Begin Provided records
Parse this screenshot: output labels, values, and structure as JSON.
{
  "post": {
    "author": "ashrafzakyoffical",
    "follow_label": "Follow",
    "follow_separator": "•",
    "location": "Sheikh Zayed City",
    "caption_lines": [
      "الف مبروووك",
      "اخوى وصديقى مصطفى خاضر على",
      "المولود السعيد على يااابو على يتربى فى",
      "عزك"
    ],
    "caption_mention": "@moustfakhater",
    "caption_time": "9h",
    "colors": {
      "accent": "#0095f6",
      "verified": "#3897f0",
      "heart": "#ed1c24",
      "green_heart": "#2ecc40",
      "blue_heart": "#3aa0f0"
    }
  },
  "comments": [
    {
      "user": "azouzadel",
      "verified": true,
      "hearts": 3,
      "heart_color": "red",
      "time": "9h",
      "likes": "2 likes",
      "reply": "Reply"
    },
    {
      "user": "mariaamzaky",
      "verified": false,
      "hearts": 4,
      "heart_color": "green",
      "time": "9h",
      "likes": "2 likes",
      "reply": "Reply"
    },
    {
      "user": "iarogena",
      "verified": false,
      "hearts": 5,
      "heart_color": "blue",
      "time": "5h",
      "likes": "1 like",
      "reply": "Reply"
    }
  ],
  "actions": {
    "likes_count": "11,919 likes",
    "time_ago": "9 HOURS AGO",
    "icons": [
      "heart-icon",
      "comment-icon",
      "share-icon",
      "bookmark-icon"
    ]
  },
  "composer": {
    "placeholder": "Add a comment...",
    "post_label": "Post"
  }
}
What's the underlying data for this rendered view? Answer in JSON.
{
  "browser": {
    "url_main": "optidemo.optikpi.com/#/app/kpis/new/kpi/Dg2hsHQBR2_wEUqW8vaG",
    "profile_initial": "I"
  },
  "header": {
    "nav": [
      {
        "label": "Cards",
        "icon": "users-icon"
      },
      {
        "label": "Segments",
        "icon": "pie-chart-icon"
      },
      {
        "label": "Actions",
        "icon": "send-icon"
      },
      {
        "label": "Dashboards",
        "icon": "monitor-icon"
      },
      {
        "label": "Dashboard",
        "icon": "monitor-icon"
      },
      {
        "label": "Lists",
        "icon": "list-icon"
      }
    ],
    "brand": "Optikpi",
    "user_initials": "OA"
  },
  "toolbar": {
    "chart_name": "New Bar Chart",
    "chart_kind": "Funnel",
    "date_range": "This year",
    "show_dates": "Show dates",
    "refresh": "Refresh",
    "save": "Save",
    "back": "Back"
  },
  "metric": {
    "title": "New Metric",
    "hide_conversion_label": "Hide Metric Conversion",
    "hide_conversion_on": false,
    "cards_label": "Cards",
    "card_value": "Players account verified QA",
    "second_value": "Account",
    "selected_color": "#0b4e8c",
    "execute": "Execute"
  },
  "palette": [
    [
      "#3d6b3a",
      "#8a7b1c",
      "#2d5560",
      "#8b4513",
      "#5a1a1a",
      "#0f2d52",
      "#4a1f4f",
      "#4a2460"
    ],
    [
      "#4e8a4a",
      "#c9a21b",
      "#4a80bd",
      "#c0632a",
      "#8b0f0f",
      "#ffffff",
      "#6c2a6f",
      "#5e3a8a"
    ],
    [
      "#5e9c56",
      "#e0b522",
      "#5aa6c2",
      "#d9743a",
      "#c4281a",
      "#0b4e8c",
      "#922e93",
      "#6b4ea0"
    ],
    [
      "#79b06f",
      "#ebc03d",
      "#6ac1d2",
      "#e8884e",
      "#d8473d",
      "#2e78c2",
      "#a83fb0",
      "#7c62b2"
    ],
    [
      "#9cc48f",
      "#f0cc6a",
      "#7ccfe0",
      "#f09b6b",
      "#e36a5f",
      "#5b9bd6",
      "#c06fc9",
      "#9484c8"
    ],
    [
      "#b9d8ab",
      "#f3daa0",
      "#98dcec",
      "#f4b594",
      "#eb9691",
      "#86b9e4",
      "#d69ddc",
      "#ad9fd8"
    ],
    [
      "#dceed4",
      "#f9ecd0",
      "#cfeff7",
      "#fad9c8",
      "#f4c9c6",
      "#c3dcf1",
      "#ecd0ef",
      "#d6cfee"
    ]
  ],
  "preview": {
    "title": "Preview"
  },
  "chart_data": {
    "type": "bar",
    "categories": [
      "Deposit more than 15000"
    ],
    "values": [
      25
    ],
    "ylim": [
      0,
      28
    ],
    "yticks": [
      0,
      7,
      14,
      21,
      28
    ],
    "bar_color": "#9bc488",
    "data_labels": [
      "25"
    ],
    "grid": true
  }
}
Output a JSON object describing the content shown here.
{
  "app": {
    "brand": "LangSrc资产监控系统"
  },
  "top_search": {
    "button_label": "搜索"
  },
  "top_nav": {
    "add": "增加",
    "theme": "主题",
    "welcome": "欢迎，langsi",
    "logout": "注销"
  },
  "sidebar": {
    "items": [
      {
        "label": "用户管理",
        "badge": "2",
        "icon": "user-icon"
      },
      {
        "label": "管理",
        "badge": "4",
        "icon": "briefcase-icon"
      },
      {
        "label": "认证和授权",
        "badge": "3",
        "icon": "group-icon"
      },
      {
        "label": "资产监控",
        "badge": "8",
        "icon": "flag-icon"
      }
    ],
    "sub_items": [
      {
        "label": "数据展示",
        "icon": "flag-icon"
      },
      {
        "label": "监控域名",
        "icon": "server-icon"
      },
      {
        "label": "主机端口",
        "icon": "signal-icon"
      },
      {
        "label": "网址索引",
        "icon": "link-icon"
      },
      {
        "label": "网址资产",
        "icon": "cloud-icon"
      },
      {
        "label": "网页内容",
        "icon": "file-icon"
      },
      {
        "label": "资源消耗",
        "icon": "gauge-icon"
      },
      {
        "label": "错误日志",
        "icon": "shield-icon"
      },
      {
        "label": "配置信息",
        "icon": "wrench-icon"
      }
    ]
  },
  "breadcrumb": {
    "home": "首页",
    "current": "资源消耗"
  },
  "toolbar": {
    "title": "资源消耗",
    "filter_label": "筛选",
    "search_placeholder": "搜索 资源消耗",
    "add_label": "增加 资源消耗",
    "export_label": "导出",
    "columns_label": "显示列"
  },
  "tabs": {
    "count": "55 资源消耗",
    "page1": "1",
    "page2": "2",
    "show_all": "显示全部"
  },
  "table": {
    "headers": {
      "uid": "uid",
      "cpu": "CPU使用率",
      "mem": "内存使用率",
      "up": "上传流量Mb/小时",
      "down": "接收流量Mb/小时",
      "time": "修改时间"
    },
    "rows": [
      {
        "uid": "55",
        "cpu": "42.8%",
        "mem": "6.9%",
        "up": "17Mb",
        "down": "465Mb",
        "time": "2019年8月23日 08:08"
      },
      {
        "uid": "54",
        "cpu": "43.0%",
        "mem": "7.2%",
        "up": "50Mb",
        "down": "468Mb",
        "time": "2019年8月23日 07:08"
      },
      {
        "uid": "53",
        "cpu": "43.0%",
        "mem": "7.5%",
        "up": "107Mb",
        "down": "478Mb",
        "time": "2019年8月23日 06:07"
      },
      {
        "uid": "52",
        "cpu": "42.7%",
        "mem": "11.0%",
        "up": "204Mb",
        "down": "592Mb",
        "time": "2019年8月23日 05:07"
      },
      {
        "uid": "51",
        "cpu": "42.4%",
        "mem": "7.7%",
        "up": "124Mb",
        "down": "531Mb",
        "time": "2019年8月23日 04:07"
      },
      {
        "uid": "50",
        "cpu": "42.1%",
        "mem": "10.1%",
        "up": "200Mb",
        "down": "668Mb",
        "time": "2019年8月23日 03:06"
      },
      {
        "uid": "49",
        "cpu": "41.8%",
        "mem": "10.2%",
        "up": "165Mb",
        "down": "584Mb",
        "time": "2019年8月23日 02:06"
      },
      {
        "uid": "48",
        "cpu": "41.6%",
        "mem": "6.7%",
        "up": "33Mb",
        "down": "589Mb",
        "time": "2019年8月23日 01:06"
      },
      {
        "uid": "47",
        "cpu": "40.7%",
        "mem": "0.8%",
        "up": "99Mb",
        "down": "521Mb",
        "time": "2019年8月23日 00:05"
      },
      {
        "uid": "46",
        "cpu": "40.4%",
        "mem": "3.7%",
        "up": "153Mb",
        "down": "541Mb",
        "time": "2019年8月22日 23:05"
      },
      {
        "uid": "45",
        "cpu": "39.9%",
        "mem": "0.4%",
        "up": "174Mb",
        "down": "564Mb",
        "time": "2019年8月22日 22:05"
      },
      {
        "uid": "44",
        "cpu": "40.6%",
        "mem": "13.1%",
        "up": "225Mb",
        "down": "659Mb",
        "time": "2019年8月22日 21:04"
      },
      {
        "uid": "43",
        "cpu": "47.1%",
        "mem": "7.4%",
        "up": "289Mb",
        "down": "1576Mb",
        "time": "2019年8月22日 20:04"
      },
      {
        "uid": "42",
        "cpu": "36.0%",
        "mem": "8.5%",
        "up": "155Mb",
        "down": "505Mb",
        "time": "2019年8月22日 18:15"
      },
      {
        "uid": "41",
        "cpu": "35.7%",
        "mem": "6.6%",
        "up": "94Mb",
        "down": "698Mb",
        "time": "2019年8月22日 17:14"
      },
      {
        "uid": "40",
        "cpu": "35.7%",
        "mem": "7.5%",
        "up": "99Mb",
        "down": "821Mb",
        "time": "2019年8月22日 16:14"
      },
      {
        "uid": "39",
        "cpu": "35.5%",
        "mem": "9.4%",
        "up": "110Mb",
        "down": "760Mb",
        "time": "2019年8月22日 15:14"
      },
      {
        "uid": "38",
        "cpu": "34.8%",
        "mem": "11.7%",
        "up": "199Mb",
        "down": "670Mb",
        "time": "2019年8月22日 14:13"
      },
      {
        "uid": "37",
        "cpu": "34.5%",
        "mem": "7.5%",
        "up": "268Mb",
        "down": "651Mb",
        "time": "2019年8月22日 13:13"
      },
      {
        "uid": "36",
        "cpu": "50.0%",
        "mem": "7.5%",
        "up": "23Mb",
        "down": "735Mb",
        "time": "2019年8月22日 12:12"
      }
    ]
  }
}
End Provided records
● Problem requirements
Find each line in the records holding the string "verified" and show it.

● Task solution
      "verified": "#3897f0",
      "verified": true,
      "verified": false,
      "verified": false,
    "card_value": "Players account verified QA",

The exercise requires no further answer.